## Documento
# # # #
La prefazione di Spaghetti Hacker

Dedicata ai “libertari con il macbukpro”. Agli ultimi arrivati che fanno finta di esserlo stati, e a quelli che lo erano e fanno finta di non esserlo stati.

La rete non ha memoria. O, meglio, la memoria della rete è Google.

Se Google non trova più qualcosa, quel qualcosa scompare inesorabilmente dai ricordi delle persone. Un libro, al contrario, continua a esistere anche, soprattutto, fuori dalla rete.

Questa riflessione ci ha spinto a ripubblicare Spaghetti Hacker, messo fuori catalogo dal precedente editore dopo oltre dieci anni di onorata carriera. Pensiamo che questo libro non debba sparire dalla memoria. Ancora oggi, infatti, è l’unico a raccontare una parte importante della storia delle persone che hanno vissuto da protagonisti l’epopea dello sviluppo dell’informatica in Italia. Ed è l’unico che consente, alle nuove generazioni di Spaghetti Hacker di scoprire un passato che non sanno di avere.

Per molti, come i tanti amici della prima generazione ci hanno detto, riproporre questo libro nel 2011 è l’equivalente informatico di un concerto dei Pooh: un bello spettacolo per un pubblico cresciuto — e invecchiato — con le loro canzoni. Eppure non è così, perchè Spaghetti Hacker serve ancora a qualcosa e a qualcuno.

Serve a chi “c’era” allora, che ha vissuto un’epopea e si illude di viverla ancora.
# # # #
[Voci del dataset]

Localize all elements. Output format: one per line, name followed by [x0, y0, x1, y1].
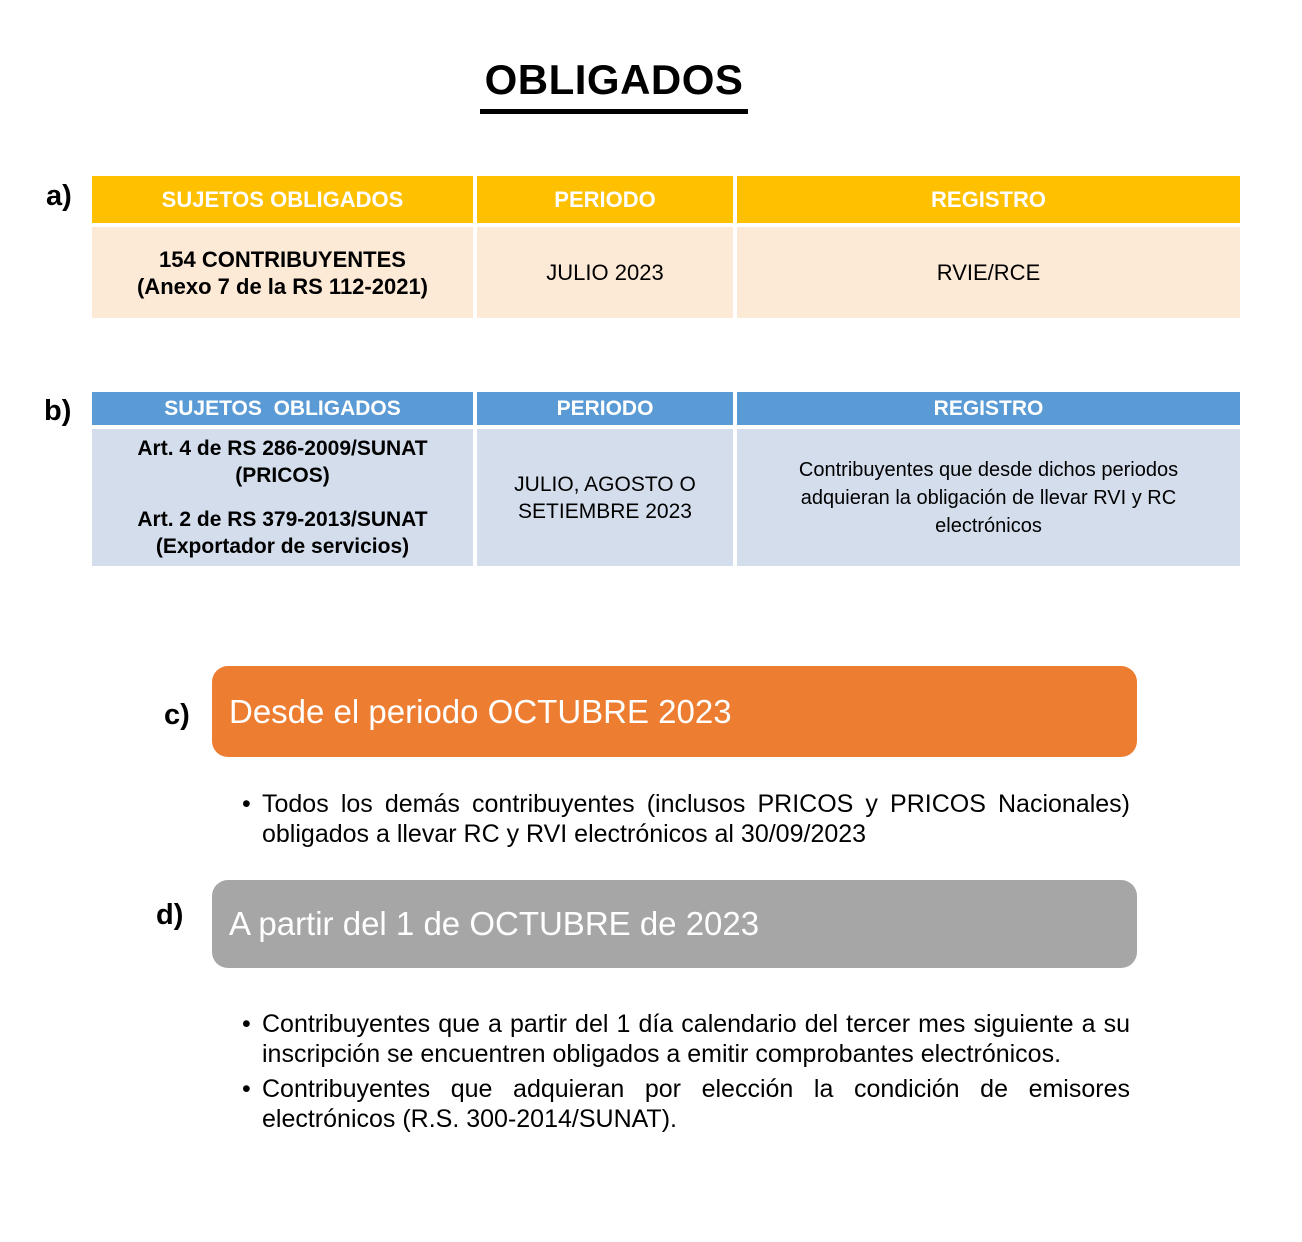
table-b-header-registro: REGISTRO — [737, 392, 1240, 425]
table-b-header-sujetos: SUJETOS OBLIGADOS — [92, 392, 473, 425]
bullet-icon: • — [242, 790, 251, 818]
table-b-cell-registro: Contribuyentes que desde dichos periodos adquieran la obligación de llevar RVI y RC electrónicos — [737, 429, 1240, 566]
section-c-banner-text: Desde el periodo OCTUBRE 2023 — [229, 692, 732, 730]
section-c-label: c) — [164, 699, 190, 731]
section-d-banner-text: A partir del 1 de OCTUBRE de 2023 — [229, 905, 760, 942]
bullet-text: Todos los demás contribuyentes (inclusos PRICOS y PRICOS Nacionales) obligados a llevar RC y RVI electrónicos al 30/09/2023 — [262, 790, 1130, 848]
table-a-cell-sujetos — [92, 227, 473, 318]
section-d-banner — [212, 880, 1137, 968]
table-b-header-periodo: PERIODO — [477, 392, 733, 425]
list-item — [242, 789, 1130, 849]
section-c-bullets — [242, 789, 1130, 849]
section-d-bullets — [242, 1009, 1130, 1134]
table-a-cell-periodo: JULIO 2023 — [477, 227, 733, 318]
list-item — [242, 1074, 1130, 1134]
table-a — [92, 176, 1240, 318]
section-b-label: b) — [44, 395, 72, 427]
section-a-label: a) — [46, 180, 72, 212]
page-title: OBLIGADOS — [480, 56, 749, 114]
bullet-icon: • — [242, 1010, 251, 1038]
table-b-sujetos-item2 — [137, 506, 427, 560]
table-b-sujetos-item1 — [137, 435, 427, 489]
table-a-sujetos-line1: 154 CONTRIBUYENTES — [159, 246, 406, 272]
table-b-sujetos-item1-line1: Art. 4 de RS 286-2009/SUNAT — [137, 437, 428, 460]
bullet-text: Contribuyentes que a partir del 1 día calendario del tercer mes siguiente a su inscripción se encuentren obligados a emitir comprobantes electrónicos. — [262, 1010, 1130, 1068]
table-a-sujetos-line2: (Anexo 7 de la RS 112-2021) — [136, 273, 429, 299]
page-title-wrap — [0, 56, 1228, 114]
table-a-header-periodo: PERIODO — [477, 176, 733, 223]
bullet-icon: • — [242, 1075, 251, 1103]
list-item — [242, 1009, 1130, 1069]
table-b-sujetos-item2-line1: Art. 2 de RS 379-2013/SUNAT — [137, 508, 428, 531]
table-b-cell-sujetos — [92, 429, 473, 566]
table-a-cell-registro: RVIE/RCE — [737, 227, 1240, 318]
table-b-cell-periodo: JULIO, AGOSTO O SETIEMBRE 2023 — [477, 429, 733, 566]
table-b-sujetos-item1-line2: (PRICOS) — [235, 464, 330, 487]
section-c-banner — [212, 666, 1137, 757]
table-a-header-sujetos: SUJETOS OBLIGADOS — [92, 176, 473, 223]
table-a-header-registro: REGISTRO — [737, 176, 1240, 223]
section-d-label: d) — [156, 899, 184, 931]
table-b-sujetos-item2-line2: (Exportador de servicios) — [155, 535, 410, 558]
table-b — [92, 392, 1240, 566]
bullet-text: Contribuyentes que adquieran por elección la condición de emisores electrónicos (R.S. 300-2014/SUNAT). — [262, 1075, 1130, 1133]
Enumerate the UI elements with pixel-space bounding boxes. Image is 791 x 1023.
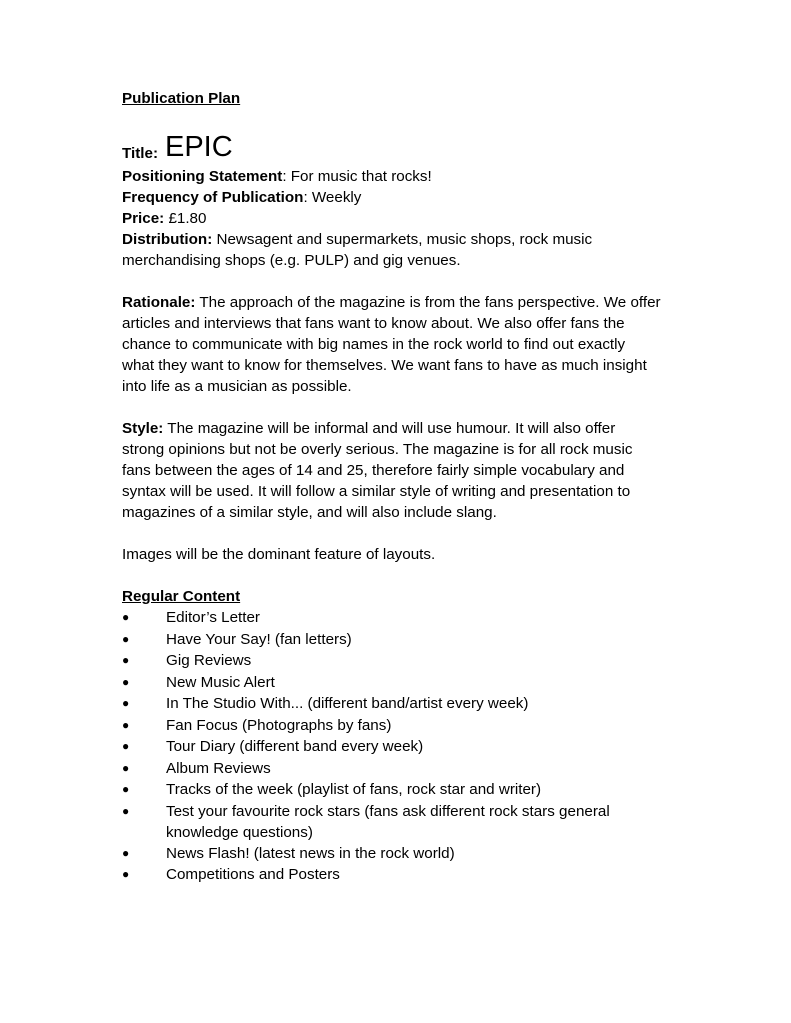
list-item-text: In The Studio With... (different band/artist every week) (166, 695, 529, 712)
bullet-icon: ● (122, 610, 130, 624)
rationale-paragraph (122, 292, 682, 397)
title-label: Title: (122, 145, 159, 162)
style-label: Style: (122, 420, 164, 437)
bullet-icon: ● (122, 867, 130, 881)
distribution-line-2: merchandising shops (e.g. PULP) and gig venues. (122, 252, 461, 269)
bullet-icon: ● (122, 631, 130, 646)
title-value: EPIC (165, 131, 233, 163)
style-paragraph (122, 418, 682, 523)
style-text: The magazine will be informal and will use humour. It will also offer (163, 420, 616, 437)
distribution-value-1: Newsagent and supermarkets, music shops, rock music (212, 231, 593, 248)
list-item-text: Gig Reviews (166, 652, 252, 669)
rationale-text: The approach of the magazine is from the fans perspective. We offer (195, 294, 661, 311)
list-item (122, 843, 682, 865)
style-line: syntax will be used. It will follow a similar style of writing and presentation to (122, 483, 631, 500)
rationale-line: chance to communicate with big names in the rock world to find out exactly (122, 336, 626, 353)
list-item-text: Album Reviews (166, 759, 271, 777)
title-row (122, 130, 682, 166)
list-item-text: Test your favourite rock stars (fans ask different rock stars general (166, 802, 610, 820)
list-item (122, 864, 682, 886)
distribution-line (122, 229, 682, 250)
list-item (122, 715, 682, 737)
bullet-icon: ● (122, 653, 130, 667)
frequency-label: Frequency of Publication (122, 189, 304, 206)
bullet-icon: ● (122, 739, 130, 753)
list-item-text: Have Your Say! (fan letters) (166, 630, 352, 648)
price-line (122, 208, 682, 229)
price-label: Price: (122, 210, 165, 227)
list-item-text: News Flash! (latest news in the rock world) (166, 844, 455, 862)
style-line: magazines of a similar style, and will also include slang. (122, 504, 497, 521)
bullet-icon: ● (122, 782, 130, 796)
list-item (122, 672, 682, 694)
bullet-icon: ● (122, 760, 130, 775)
list-item-text: Fan Focus (Photographs by fans) (166, 716, 392, 734)
bullet-icon: ● (122, 696, 130, 710)
rationale-line: articles and interviews that fans want to know about. We also offer fans the (122, 315, 625, 332)
list-item-text: Tracks of the week (playlist of fans, rock star and writer) (166, 781, 542, 798)
regular-content-list (122, 607, 682, 886)
rationale-line (122, 292, 682, 313)
list-item-text: Editor’s Letter (166, 609, 260, 626)
positioning-value: : For music that rocks! (282, 168, 432, 185)
list-item (122, 801, 682, 843)
rationale-line: what they want to know for themselves. We want fans to have as much insight (122, 357, 647, 374)
list-item-text: Tour Diary (different band every week) (166, 738, 424, 755)
regular-content-heading: Regular Content (122, 588, 241, 605)
list-item (122, 779, 682, 801)
bullet-icon: ● (122, 717, 130, 732)
list-item (122, 693, 682, 715)
positioning-label: Positioning Statement (122, 168, 283, 185)
bullet-icon: ● (122, 674, 130, 689)
list-item (122, 629, 682, 651)
document-page (122, 88, 682, 886)
list-item-text: Competitions and Posters (166, 866, 340, 883)
list-item (122, 758, 682, 780)
bullet-icon: ● (122, 803, 130, 818)
frequency-line (122, 187, 682, 208)
document-heading: Publication Plan (122, 90, 241, 107)
style-line (122, 418, 682, 439)
positioning-statement (122, 166, 682, 187)
list-item (122, 650, 682, 672)
rationale-label: Rationale: (122, 294, 196, 311)
list-item (122, 736, 682, 758)
style-line: fans between the ages of 14 and 25, therefore fairly simple vocabulary and (122, 462, 625, 479)
distribution-label: Distribution: (122, 231, 213, 248)
price-value: £1.80 (164, 210, 207, 227)
images-note: Images will be the dominant feature of layouts. (122, 546, 436, 563)
list-item-text-continuation: knowledge questions) (166, 823, 313, 841)
frequency-value: : Weekly (303, 189, 362, 206)
list-item-text: New Music Alert (166, 673, 275, 691)
list-item (122, 607, 682, 629)
bullet-icon: ● (122, 845, 130, 860)
style-line: strong opinions but not be overly serious. The magazine is for all rock music (122, 441, 633, 458)
rationale-line: into life as a musician as possible. (122, 378, 352, 395)
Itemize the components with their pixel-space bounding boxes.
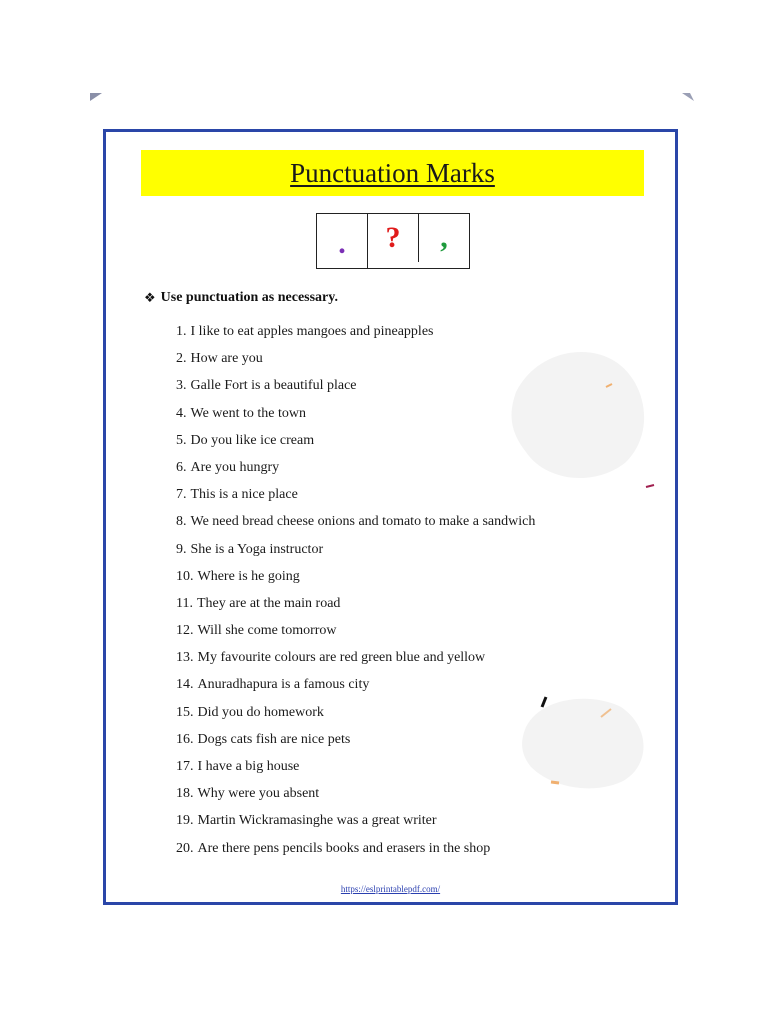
item-number: 6. (176, 459, 187, 475)
sentence-text: I like to eat apples mangoes and pineapples (190, 324, 434, 339)
list-item (176, 318, 535, 345)
item-number: 11. (176, 595, 193, 611)
sentence-text: My favourite colours are red green blue and yellow (197, 650, 486, 666)
sentence-text: Where is he going (197, 568, 300, 584)
worksheet-title: Punctuation Marks (290, 157, 495, 188)
list-item (176, 508, 535, 535)
period-mark: . (317, 214, 368, 268)
item-number: 9. (176, 541, 187, 557)
title-banner (141, 150, 644, 196)
list-item (176, 454, 535, 481)
worksheet (103, 129, 678, 905)
sentence-text: We need bread cheese onions and tomato to make a sandwich (190, 514, 536, 530)
item-number: 18. (176, 786, 194, 802)
source-link[interactable]: https://eslprintablepdf.com/ (340, 884, 441, 894)
sentence-text: Martin Wickramasinghe was a great writer (197, 813, 437, 829)
list-item (176, 807, 535, 834)
list-item (176, 726, 535, 753)
item-number: 10. (176, 568, 194, 584)
sentence-text: Did you do homework (197, 704, 324, 720)
item-number: 19. (176, 813, 194, 829)
item-number: 14. (176, 677, 194, 693)
diamond-bullet-icon: ❖ (144, 290, 156, 305)
corner-fold-icon (90, 93, 102, 101)
sentence-text: Are there pens pencils books and erasers in the shop (197, 840, 491, 856)
list-item (176, 372, 535, 399)
item-number: 17. (176, 759, 194, 774)
sentence-text: Anuradhapura is a famous city (197, 677, 370, 693)
item-number: 12. (176, 623, 194, 639)
instruction-text: Use punctuation as necessary. (160, 290, 339, 305)
item-number: 16. (176, 731, 194, 747)
list-item (176, 699, 535, 726)
sentence-text: We went to the town (190, 405, 307, 421)
item-number: 1. (176, 324, 187, 339)
item-number: 13. (176, 650, 194, 666)
list-item (176, 400, 535, 427)
list-item (176, 590, 535, 617)
sentence-text: I have a big house (197, 759, 300, 774)
list-item (176, 780, 535, 807)
sentence-text: Do you like ice cream (190, 432, 315, 448)
sentence-text: Dogs cats fish are nice pets (197, 731, 351, 747)
sentence-text: How are you (190, 351, 263, 367)
sentence-text: Galle Fort is a beautiful place (190, 378, 357, 394)
punctuation-marks-table (316, 213, 470, 269)
list-item (176, 427, 535, 454)
sentence-text: Why were you absent (197, 786, 320, 802)
question-mark: ? (368, 214, 419, 262)
item-number: 4. (176, 405, 187, 421)
item-number: 8. (176, 514, 187, 530)
list-item (176, 835, 535, 862)
list-item (176, 345, 535, 372)
sentence-text: This is a nice place (190, 487, 298, 503)
item-number: 20. (176, 840, 194, 856)
list-item (176, 753, 535, 780)
list-item (176, 671, 535, 698)
item-number: 7. (176, 487, 187, 503)
corner-fold-icon (682, 93, 694, 101)
comma-mark: , (440, 221, 448, 254)
item-number: 3. (176, 378, 187, 394)
list-item (176, 563, 535, 590)
sentence-text: They are at the main road (196, 595, 341, 611)
sentence-text: Are you hungry (190, 459, 280, 475)
item-number: 15. (176, 704, 194, 720)
item-number: 2. (176, 351, 187, 367)
list-item (176, 481, 535, 508)
sentence-text: Will she come tomorrow (197, 623, 337, 639)
sentence-list (176, 318, 535, 862)
list-item (176, 644, 535, 671)
item-number: 5. (176, 432, 187, 448)
list-item (176, 617, 535, 644)
sentence-text: She is a Yoga instructor (190, 541, 324, 557)
list-item (176, 536, 535, 563)
instruction (144, 290, 338, 306)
# # # #
## Consegna
Puoi citare parola per parola il tratto della prefazione che va da «La prefazione di» fino a «fuori dalla rete.»? Basati soltanto sulla prefazione.

## Risposta
La prefazione di Spaghetti Hacker

Dedicata ai “libertari con il macbukpro”. Agli ultimi arrivati che fanno finta di esserlo stati, e a quelli che lo erano e fanno finta di non esserlo stati.

La rete non ha memoria. O, meglio, la memoria della rete è Google.

Se Google non trova più qualcosa, quel qualcosa scompare inesorabilmente dai ricordi delle persone. Un libro, al contrario, continua a esistere anche, soprattutto, fuori dalla rete.